Items from a figure collection
◆ ◆ ◆ ◆ ◆ ◆ ◆

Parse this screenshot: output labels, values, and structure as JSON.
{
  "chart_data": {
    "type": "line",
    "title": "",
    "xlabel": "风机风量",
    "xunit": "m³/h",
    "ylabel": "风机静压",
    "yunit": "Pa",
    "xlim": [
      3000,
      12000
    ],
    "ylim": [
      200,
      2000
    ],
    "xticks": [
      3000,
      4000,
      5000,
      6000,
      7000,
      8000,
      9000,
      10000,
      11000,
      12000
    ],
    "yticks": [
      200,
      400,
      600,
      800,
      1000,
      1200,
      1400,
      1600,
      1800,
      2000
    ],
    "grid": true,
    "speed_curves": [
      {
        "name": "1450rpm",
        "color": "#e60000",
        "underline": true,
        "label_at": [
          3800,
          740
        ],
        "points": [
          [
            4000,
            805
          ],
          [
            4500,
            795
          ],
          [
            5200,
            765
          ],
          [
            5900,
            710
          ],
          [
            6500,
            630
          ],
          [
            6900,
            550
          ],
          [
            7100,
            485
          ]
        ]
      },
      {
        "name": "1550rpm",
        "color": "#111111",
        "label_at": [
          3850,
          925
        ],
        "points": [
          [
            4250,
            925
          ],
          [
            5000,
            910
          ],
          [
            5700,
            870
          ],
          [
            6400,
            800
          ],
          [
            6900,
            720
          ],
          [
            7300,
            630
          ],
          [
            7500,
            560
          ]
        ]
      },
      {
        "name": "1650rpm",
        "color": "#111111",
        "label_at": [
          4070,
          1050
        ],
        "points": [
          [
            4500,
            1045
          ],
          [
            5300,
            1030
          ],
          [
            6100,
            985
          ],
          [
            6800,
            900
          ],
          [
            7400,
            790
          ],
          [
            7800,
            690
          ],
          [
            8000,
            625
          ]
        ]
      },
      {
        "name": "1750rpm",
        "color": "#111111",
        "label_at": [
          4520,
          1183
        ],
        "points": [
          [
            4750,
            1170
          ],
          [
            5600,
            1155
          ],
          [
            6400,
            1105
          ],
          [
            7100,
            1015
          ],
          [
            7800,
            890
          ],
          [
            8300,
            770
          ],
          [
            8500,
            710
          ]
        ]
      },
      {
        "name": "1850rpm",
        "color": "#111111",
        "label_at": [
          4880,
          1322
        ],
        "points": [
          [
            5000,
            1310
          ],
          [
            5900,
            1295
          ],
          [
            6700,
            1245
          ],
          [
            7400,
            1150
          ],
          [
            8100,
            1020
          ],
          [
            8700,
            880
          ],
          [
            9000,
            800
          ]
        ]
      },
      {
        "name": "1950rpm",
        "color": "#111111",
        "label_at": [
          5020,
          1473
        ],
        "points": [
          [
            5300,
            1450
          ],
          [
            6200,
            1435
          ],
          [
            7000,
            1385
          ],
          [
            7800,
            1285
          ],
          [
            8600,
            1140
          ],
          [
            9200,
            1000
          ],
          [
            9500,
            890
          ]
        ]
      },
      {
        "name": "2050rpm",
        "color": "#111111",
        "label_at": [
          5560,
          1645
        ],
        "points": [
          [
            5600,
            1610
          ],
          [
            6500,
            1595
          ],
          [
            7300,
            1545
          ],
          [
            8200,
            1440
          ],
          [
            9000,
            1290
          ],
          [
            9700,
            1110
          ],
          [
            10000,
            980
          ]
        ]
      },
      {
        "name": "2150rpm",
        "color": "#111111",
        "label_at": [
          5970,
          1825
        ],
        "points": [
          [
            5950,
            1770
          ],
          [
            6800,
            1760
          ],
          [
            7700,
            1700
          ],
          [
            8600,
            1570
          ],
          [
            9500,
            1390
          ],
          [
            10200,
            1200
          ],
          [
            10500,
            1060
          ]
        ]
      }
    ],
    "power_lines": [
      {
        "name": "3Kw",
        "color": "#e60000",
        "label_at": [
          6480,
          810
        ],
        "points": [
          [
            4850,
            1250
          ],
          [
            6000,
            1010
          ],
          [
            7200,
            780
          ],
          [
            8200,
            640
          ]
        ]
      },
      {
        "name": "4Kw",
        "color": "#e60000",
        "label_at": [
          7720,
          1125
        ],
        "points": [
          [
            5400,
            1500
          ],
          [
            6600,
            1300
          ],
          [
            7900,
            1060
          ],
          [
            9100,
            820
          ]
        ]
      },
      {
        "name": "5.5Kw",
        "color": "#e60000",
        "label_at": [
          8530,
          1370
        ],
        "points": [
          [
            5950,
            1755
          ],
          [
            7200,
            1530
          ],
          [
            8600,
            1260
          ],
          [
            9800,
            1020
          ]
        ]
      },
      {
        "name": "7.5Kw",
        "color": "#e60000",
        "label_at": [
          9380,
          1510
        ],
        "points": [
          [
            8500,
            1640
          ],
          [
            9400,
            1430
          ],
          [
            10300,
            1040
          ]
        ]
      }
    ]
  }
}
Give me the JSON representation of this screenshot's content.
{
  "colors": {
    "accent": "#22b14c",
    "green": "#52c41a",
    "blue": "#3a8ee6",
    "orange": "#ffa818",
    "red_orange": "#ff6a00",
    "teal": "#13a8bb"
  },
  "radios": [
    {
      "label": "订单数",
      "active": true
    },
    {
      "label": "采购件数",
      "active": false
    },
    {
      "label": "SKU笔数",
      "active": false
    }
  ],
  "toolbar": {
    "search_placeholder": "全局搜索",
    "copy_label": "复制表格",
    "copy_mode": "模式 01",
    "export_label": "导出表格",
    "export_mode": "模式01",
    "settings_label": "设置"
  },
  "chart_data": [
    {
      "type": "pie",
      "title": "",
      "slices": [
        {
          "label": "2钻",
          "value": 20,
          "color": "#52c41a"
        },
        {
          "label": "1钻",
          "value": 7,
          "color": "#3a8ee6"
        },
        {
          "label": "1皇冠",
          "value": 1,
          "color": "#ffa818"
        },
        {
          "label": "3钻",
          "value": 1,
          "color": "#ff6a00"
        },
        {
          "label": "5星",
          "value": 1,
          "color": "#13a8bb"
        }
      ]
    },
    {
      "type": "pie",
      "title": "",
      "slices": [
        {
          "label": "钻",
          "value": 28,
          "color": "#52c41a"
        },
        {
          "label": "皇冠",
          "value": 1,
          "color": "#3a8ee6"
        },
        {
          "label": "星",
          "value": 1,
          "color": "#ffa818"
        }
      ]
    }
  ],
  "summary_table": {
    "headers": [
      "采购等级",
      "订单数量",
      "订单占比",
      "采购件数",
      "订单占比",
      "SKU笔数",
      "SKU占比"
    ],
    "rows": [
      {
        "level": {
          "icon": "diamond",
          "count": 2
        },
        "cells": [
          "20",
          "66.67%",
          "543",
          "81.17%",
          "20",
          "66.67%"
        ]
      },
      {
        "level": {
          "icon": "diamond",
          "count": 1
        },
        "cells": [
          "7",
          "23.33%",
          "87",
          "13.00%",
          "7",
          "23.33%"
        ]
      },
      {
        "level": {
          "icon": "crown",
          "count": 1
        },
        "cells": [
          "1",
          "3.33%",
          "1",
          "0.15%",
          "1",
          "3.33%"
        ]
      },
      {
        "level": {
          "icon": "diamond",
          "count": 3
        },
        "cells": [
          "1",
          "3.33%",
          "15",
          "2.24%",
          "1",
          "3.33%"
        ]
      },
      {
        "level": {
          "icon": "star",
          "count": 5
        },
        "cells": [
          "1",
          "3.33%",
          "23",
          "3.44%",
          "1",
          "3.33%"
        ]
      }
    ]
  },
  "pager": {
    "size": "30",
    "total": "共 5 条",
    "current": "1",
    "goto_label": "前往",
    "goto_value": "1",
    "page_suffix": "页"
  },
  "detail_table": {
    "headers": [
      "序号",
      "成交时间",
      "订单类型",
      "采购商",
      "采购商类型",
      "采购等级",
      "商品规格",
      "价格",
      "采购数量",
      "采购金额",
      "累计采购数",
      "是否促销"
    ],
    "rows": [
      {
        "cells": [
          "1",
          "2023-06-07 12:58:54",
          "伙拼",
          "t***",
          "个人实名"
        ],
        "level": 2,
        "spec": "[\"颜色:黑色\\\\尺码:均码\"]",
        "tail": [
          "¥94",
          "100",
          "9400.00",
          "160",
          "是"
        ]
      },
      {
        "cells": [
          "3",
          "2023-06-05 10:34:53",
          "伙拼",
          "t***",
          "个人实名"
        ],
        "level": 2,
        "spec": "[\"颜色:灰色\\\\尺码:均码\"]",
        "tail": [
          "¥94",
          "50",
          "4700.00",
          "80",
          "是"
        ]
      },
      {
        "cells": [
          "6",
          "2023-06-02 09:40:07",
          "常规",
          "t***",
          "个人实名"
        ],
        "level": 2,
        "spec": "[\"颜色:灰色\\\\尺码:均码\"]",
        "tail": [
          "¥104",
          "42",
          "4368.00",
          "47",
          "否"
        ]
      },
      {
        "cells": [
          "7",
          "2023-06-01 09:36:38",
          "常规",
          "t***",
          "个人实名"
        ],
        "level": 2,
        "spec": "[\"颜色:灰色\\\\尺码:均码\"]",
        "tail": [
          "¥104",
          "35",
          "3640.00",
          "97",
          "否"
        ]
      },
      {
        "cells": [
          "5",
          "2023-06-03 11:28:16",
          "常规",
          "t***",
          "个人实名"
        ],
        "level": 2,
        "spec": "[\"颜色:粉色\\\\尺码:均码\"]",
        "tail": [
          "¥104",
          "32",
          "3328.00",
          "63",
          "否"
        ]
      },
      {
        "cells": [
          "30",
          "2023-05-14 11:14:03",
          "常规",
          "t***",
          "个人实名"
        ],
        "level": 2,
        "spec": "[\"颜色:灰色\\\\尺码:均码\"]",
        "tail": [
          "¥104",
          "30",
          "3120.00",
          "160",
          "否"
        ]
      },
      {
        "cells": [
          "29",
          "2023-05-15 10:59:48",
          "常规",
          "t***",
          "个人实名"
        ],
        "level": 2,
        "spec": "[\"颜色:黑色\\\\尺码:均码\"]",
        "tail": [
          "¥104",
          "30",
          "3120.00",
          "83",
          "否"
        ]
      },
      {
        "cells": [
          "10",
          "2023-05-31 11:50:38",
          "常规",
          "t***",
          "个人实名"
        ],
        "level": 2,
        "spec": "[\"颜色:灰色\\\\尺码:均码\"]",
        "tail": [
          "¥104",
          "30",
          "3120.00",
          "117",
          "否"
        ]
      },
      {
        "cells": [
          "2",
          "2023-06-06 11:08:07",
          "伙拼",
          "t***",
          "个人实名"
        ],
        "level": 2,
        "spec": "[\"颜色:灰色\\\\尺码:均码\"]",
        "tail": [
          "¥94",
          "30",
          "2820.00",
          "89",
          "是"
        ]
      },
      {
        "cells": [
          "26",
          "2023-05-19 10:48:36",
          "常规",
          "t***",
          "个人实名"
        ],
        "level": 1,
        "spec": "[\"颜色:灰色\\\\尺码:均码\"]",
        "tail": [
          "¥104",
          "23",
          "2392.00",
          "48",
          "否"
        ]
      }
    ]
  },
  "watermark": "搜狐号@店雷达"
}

◆ ◆ ◆ ◆ ◆ ◆ ◆

**EXERCISE DETAILS:** Return from the data every line that holds "screenshot".

**TASK SOLUTION:**
Parse this screenshot: output labels, values, and structure as JSON.
Give me the JSON representation of this screenshot's content.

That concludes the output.